• Directions:
(1) Answer these questions about the neutrino decoupling text:
(a) About how long after the Big Bang did neutrino decoupling take place?
(b) Around how many years after the Big Bang was the cosmic microwave background emitted?
(c) Which constant does the symbol G_F stand for?
(2) Transcribe the listing verbatim, starting with its first line and going on through the line with "password-field[interactable] [752,240,1546,287]", both ends included. Leave the pictures out.

• Excerpt provided:
━━━━━━━━━━━━━━━━

= Neutrino decoupling =

Change in universe after the Big Bang

In Big Bang cosmology, neutrino decoupling was the epoch at which neutrinos ceased interacting with other types of matter, and thereby ceased influencing the dynamics of the universe at early times. Prior to decoupling, neutrinos were in thermal equilibrium with protons, neutrons and electrons, which was maintained through the weak interaction. Decoupling occurred approximately at the time when the rate of those weak interactions was slower than the rate of expansion of the universe. Alternatively, it was the time when the time scale for weak interactions became greater than the age of the universe at that time. Neutrino decoupling took place approximately one second after the Big Bang, when the temperature of the universe was approximately 10 billion kelvin, or 1 MeV.

As neutrinos rarely interact with matter, these neutrinos still exist today, analogous to the much later cosmic microwave background emitted during recombination, around 377,000 years after the Big Bang. They form the cosmic neutrino background (abbreviated CνB or CNB). The neutrinos from this event have a very low energy, around 10^{−10} times smaller than is possible with present-day direct detection. Even high energy neutrinos are notoriously difficult to detect, so the CNB may not be directly observed in detail for many years, if at all. However, Big Bang cosmology makes many predictions about the CNB, and there is very strong indirect evidence that the CNB exists.

==Derivation of decoupling time==
Neutrinos are scattered (interfering with free streaming) by their interactions with electrons and positrons, such as the reaction

$e^- + e^+ \longleftrightarrow \nu_e + \bar{\nu}_e$.

The approximate rate of these interactions is set by the number density of electrons and positrons, the averaged product of the cross section for interaction and the velocity of the particles. The number density $n$ of the relativistic electrons and positrons depends on the cube of the temperature $T$, so that $n \propto T^3$. The product of the cross section and velocity for weak interactions for temperatures (energies) below W/Z boson masses (~100 GeV) is given approximately by $\langle \sigma v \rangle \sim G_F^2 T^2$, where $G_F$ is Fermi's constant (as is standard in particle physics calculations, factors of the speed of light $c$ are set equal to 1). Putting it all together, the rate of weak interactions $\Gamma$ is

$\Gamma = n \langle \sigma v \rangle \sim G_F^2 T^5$.

━━━━━━━━━━━━━━━━

(Element and region data)
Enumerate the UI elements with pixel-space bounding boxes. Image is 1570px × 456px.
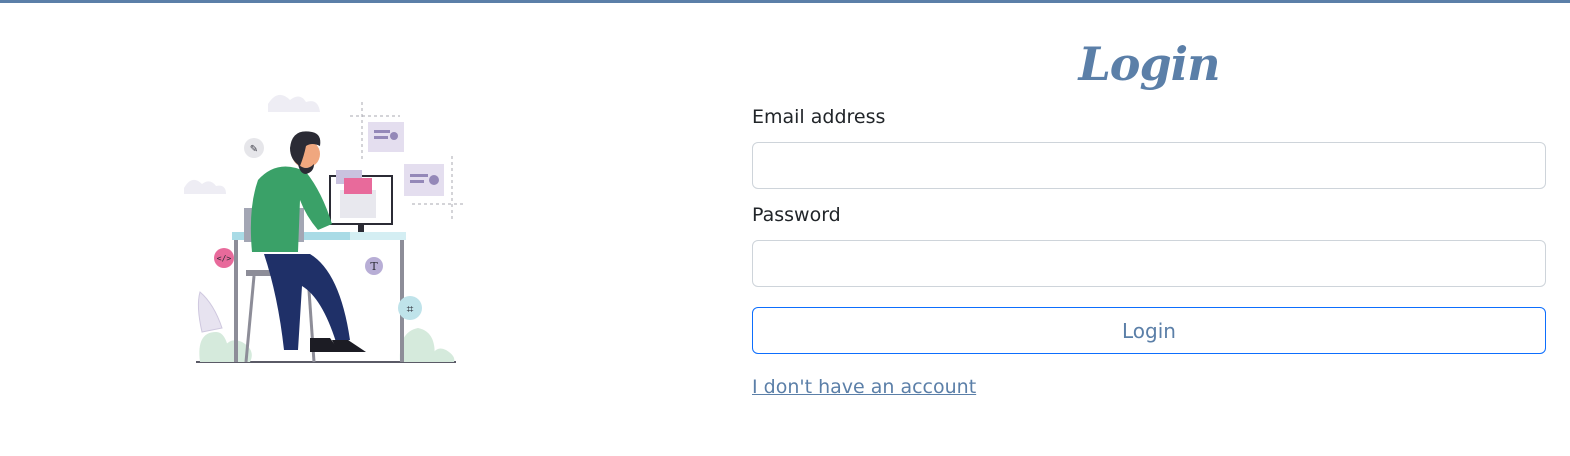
code-badge-text: </> [217,254,232,263]
person-at-desk-illustration: ✎ </> T ⌗ [180,70,480,370]
login-button[interactable]: Login [752,307,1546,354]
login-form: Login Email address Password Login I don… [752,32,1546,398]
type-badge-text: T [370,260,378,273]
no-account-link[interactable]: I don't have an account [752,376,976,398]
illustration-graphic: ✎ </> T ⌗ [184,94,466,363]
password-label: Password [752,204,841,226]
page-title: Login [1078,37,1220,91]
email-field[interactable] [752,142,1546,189]
email-label: Email address [752,106,886,128]
svg-text:✎: ✎ [250,144,258,155]
password-field[interactable] [752,240,1546,287]
svg-text:⌗: ⌗ [407,302,414,316]
top-accent-bar [0,0,1570,3]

━━━━━━━━━━━━━━━━

• Results:
(1)
(a) Approximately one second after the Big Bang.
(b) Around 377,000 years.
(c) Fermi's constant.

(2)
Enumerate the UI elements with pixel-space bounding boxes. Image is 1570px × 456px.
code-badge-text: </> [217,254,232,263]
person-at-desk-illustration: ✎ </> T ⌗ [180,70,480,370]
login-button[interactable]: Login [752,307,1546,354]
login-form: Login Email address Password Login I don… [752,32,1546,398]
type-badge-text: T [370,260,378,273]
no-account-link[interactable]: I don't have an account [752,376,976,398]
illustration-graphic: ✎ </> T ⌗ [184,94,466,363]
password-label: Password [752,204,841,226]
page-title: Login [1078,37,1220,91]
email-field[interactable] [752,142,1546,189]
email-label: Email address [752,106,886,128]
svg-text:✎: ✎ [250,144,258,155]
password-field[interactable] [752,240,1546,287]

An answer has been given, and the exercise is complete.